#### EXERCISE INPUTS
##########
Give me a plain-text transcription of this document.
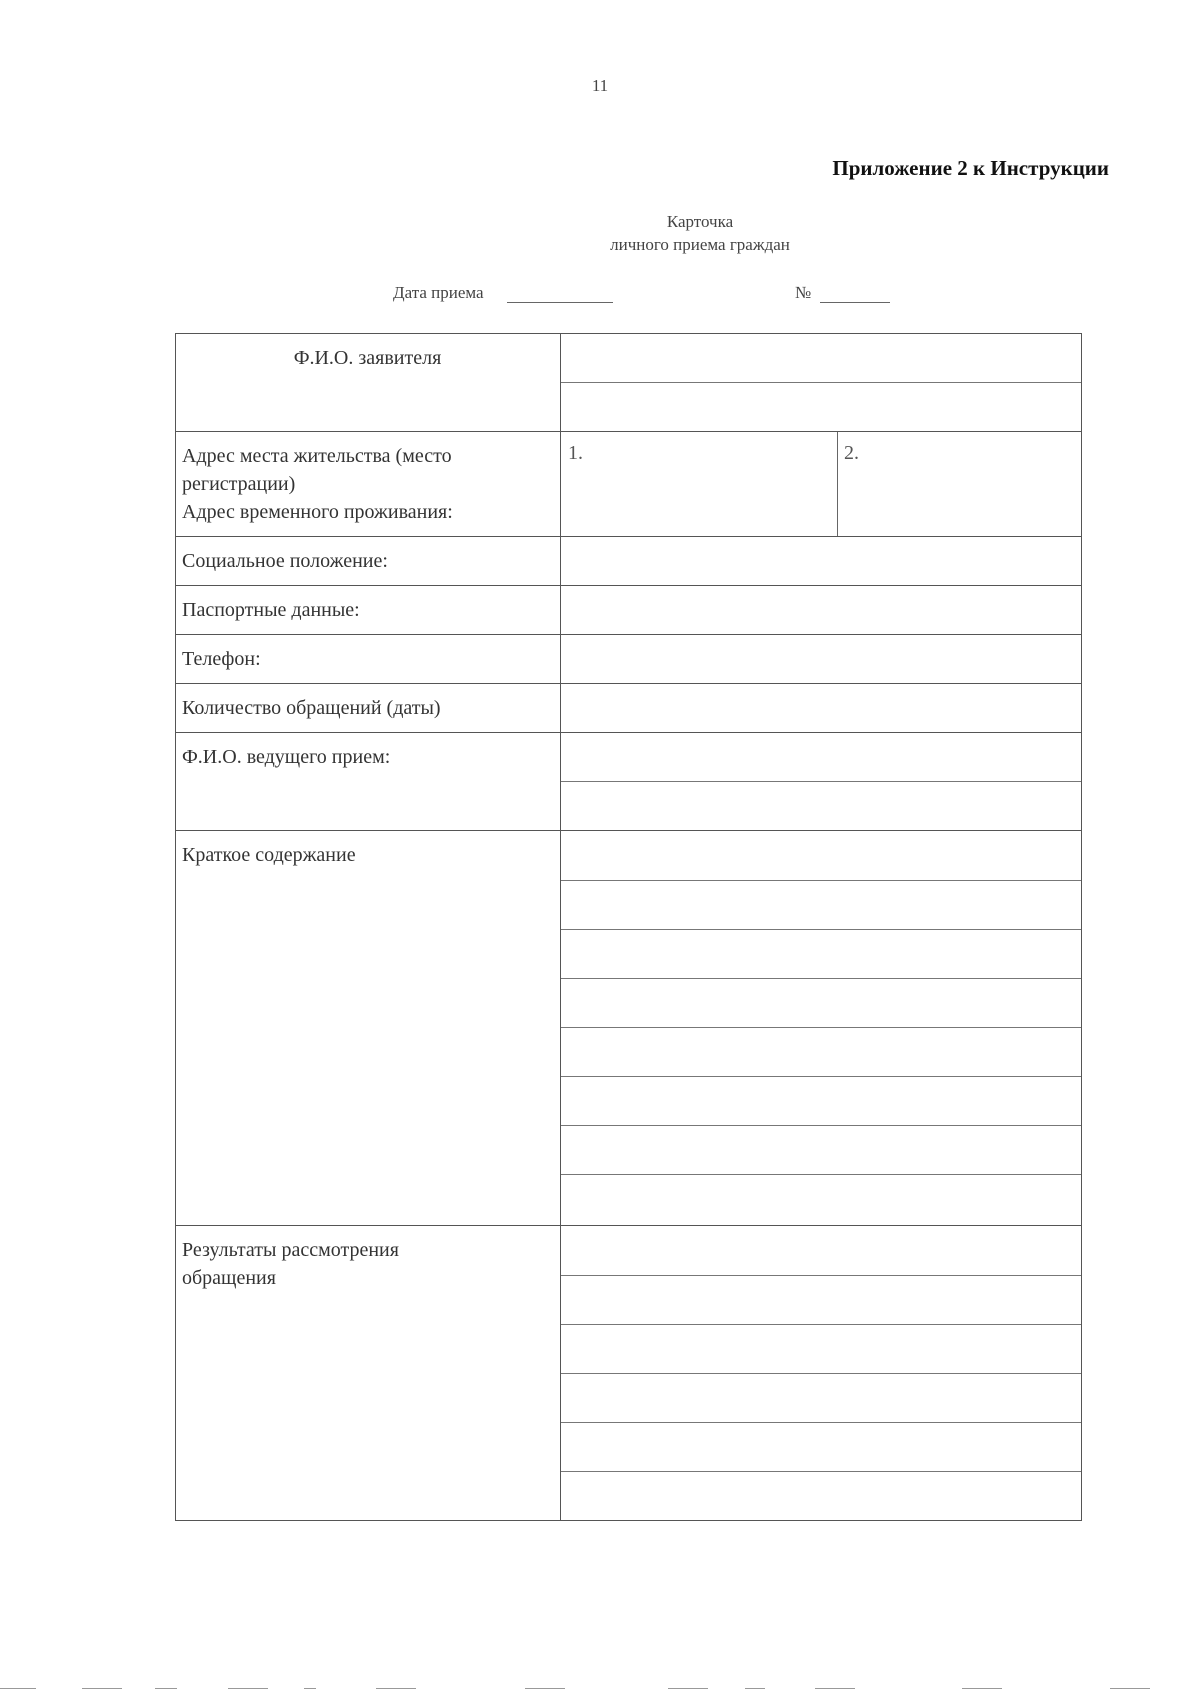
11
Приложение 2 к Инструкции
Карточка
личного приема граждан
Дата приема	№
Ф.И.О. заявителя
Адрес места жительства (место
регистрации)
Адрес временного проживания:
1.	2.
Социальное положение:
Паспортные данные:
Телефон:
Количество обращений (даты)
Ф.И.О. ведущего прием:
Краткое содержание
Результаты рассмотрения
обращения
##########
Copy all the lines above that hold the string "приема".

личного приема граждан
Дата приема	№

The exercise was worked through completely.